Provided data>
=== Begin Enclosure ===

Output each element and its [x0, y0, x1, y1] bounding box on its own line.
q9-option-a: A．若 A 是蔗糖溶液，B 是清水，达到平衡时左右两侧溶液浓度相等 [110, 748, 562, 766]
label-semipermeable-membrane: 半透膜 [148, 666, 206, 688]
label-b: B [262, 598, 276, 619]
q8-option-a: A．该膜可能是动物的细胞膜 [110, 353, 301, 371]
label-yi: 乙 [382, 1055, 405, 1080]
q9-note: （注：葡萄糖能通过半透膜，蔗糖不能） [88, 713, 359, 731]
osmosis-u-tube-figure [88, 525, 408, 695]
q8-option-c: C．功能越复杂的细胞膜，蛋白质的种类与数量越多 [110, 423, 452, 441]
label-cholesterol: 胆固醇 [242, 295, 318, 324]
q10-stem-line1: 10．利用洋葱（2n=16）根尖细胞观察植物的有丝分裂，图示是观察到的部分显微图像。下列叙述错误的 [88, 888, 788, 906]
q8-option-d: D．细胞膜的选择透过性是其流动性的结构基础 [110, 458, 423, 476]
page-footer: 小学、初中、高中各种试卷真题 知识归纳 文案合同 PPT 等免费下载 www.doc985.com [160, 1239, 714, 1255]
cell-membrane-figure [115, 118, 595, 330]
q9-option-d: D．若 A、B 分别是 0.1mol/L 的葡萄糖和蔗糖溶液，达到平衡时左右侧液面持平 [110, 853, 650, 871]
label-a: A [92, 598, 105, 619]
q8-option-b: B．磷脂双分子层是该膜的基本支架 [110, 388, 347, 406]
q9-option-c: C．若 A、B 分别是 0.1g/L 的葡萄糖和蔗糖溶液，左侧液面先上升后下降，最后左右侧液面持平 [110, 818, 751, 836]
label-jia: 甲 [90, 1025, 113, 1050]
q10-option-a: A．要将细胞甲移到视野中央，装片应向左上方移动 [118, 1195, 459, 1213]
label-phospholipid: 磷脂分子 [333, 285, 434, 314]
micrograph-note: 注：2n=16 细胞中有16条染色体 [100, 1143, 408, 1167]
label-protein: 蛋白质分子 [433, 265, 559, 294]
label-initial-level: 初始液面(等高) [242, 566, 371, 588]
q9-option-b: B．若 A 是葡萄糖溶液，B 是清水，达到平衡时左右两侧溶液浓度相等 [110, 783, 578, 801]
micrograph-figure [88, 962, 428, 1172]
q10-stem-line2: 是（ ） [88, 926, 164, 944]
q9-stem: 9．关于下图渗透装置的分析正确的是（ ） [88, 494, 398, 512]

=== End Enclosure ===
=== Begin Enclosure ===

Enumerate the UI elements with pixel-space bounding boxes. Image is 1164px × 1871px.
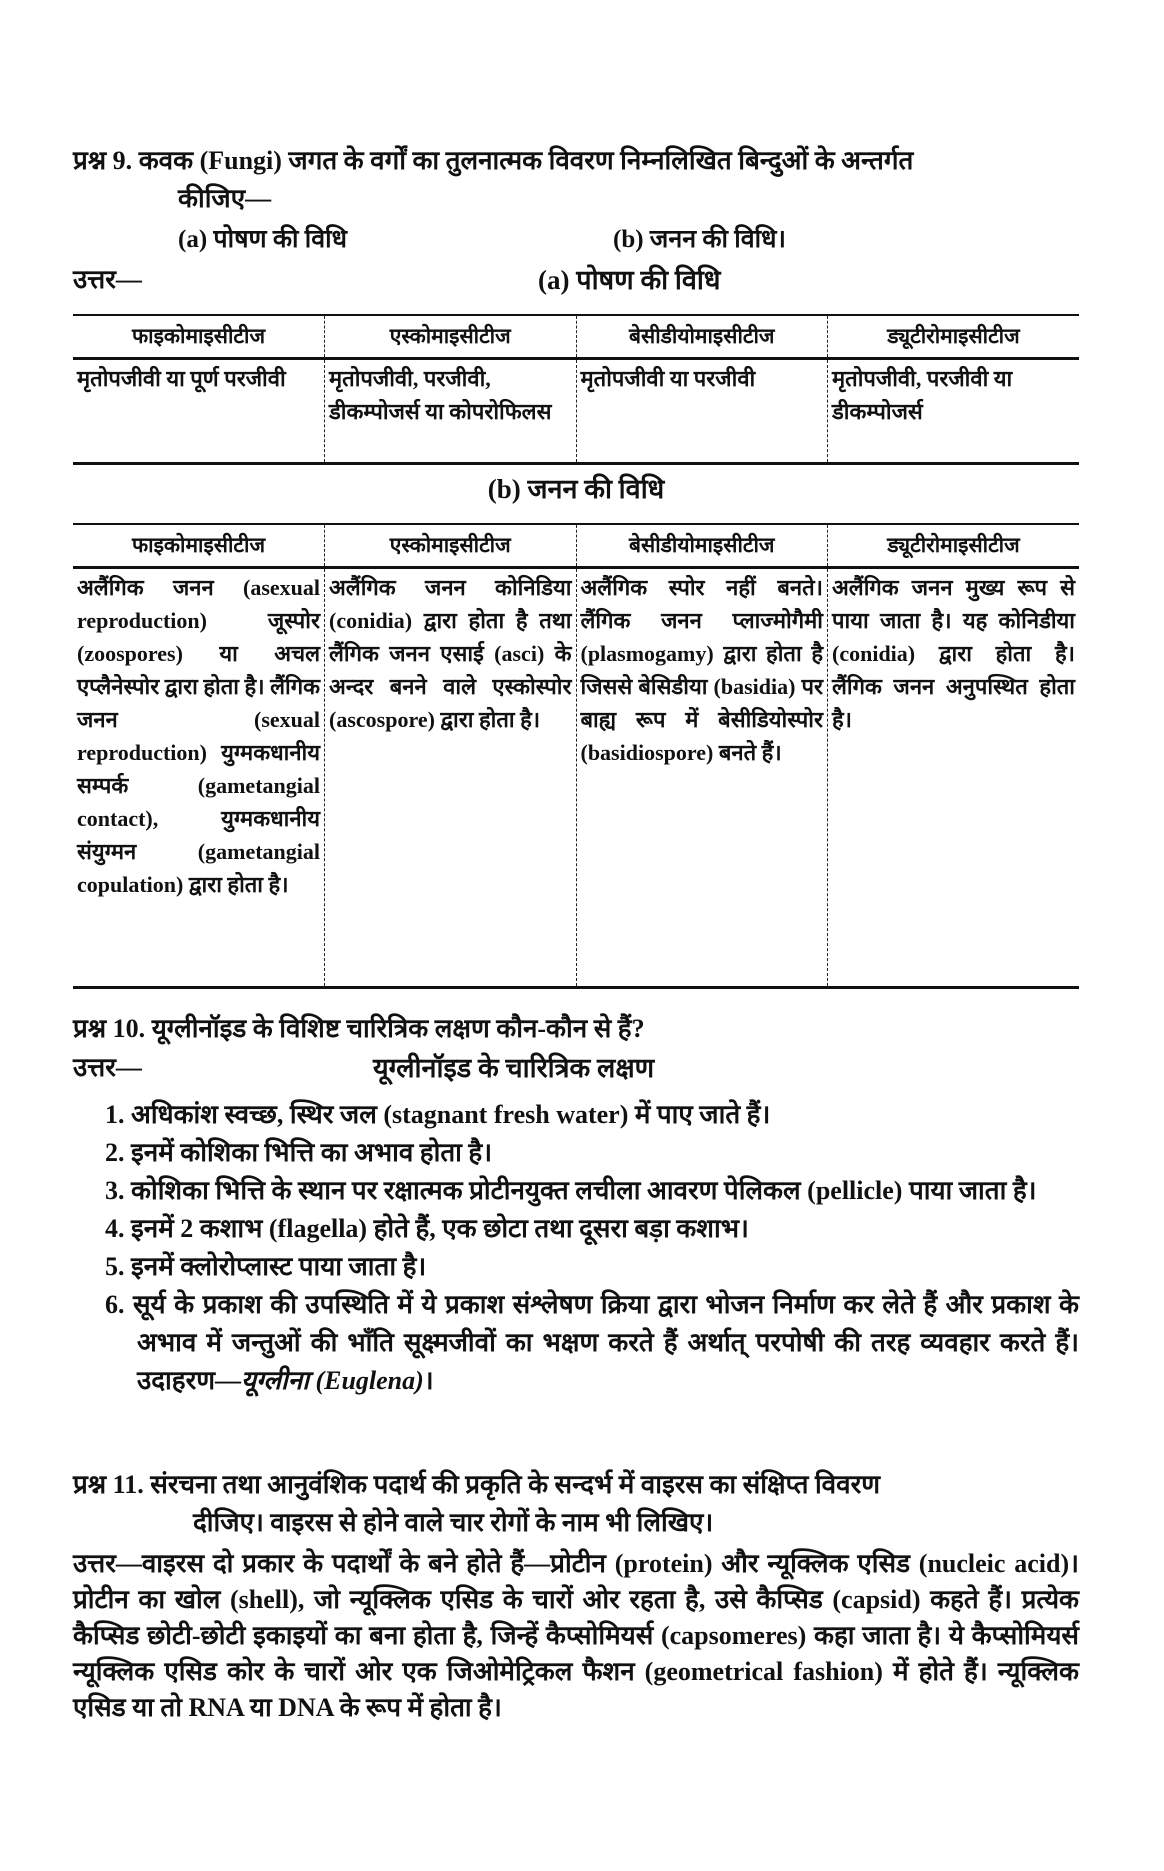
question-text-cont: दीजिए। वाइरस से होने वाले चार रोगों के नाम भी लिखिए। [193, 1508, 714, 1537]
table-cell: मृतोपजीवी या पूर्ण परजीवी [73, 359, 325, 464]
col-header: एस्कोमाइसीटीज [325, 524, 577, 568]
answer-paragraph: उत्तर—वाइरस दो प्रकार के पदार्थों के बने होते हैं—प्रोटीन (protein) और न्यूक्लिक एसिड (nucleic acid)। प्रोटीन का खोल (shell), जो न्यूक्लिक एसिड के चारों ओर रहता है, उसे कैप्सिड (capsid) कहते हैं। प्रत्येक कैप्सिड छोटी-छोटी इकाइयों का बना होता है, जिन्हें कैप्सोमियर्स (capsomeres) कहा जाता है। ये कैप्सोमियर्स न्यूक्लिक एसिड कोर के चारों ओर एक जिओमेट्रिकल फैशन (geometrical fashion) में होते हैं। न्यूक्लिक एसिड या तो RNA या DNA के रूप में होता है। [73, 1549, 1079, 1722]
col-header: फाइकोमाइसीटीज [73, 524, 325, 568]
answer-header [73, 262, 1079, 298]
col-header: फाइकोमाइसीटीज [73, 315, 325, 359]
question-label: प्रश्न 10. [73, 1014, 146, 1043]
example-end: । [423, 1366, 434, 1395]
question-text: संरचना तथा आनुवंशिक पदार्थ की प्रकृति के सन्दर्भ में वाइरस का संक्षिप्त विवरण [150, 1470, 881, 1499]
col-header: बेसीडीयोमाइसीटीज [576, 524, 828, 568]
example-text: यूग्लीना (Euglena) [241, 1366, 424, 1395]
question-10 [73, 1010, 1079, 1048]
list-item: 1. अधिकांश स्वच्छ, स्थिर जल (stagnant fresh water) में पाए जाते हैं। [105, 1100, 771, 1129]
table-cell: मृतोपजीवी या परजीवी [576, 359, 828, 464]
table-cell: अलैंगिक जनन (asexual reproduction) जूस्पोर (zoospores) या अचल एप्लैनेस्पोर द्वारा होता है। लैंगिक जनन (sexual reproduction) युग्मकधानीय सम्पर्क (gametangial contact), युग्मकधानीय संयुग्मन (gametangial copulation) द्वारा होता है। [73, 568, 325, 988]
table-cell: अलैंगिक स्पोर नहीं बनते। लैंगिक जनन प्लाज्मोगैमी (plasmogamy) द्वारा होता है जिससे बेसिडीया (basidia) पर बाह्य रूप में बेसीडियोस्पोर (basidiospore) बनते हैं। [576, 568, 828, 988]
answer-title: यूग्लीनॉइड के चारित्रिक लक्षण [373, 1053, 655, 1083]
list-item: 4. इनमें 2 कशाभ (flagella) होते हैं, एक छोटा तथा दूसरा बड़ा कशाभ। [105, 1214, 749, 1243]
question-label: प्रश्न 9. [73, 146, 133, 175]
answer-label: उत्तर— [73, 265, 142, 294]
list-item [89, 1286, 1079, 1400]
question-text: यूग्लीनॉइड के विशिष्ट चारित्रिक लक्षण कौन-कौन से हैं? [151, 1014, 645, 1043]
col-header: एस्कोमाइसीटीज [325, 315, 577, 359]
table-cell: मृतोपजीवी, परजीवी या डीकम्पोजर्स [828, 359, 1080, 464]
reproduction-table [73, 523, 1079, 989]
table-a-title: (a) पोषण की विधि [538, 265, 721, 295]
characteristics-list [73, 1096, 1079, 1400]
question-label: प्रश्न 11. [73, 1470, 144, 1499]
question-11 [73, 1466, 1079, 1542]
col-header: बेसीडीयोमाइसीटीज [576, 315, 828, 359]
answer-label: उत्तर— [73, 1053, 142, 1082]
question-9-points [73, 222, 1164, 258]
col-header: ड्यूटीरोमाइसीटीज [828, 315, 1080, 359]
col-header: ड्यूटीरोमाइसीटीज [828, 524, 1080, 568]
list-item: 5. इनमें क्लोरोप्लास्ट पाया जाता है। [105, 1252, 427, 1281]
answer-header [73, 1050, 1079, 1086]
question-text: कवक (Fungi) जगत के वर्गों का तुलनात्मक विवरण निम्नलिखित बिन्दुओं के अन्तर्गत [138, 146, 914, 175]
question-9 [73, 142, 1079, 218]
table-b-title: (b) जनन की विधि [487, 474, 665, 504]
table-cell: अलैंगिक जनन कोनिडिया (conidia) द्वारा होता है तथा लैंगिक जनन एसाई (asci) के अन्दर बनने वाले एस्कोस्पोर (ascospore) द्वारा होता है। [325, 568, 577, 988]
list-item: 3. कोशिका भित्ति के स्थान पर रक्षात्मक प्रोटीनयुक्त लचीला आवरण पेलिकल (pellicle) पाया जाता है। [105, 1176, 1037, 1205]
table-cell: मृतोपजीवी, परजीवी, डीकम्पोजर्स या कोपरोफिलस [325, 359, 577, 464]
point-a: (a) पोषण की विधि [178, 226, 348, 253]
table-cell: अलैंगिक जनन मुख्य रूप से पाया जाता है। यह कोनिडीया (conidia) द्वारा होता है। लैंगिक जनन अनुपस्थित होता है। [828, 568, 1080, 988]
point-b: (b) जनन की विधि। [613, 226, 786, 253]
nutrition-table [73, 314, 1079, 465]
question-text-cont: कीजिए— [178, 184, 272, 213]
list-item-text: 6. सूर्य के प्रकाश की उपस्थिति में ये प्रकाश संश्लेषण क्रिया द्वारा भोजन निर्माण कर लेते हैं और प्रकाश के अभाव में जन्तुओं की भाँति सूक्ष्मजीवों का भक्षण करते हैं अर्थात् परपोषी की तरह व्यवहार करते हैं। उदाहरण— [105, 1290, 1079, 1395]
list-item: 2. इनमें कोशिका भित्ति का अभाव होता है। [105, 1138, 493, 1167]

=== End Enclosure ===

Wherever a line above includes the string "达到平衡时左右两侧溶液浓度相等", count it; give only the final tally.

2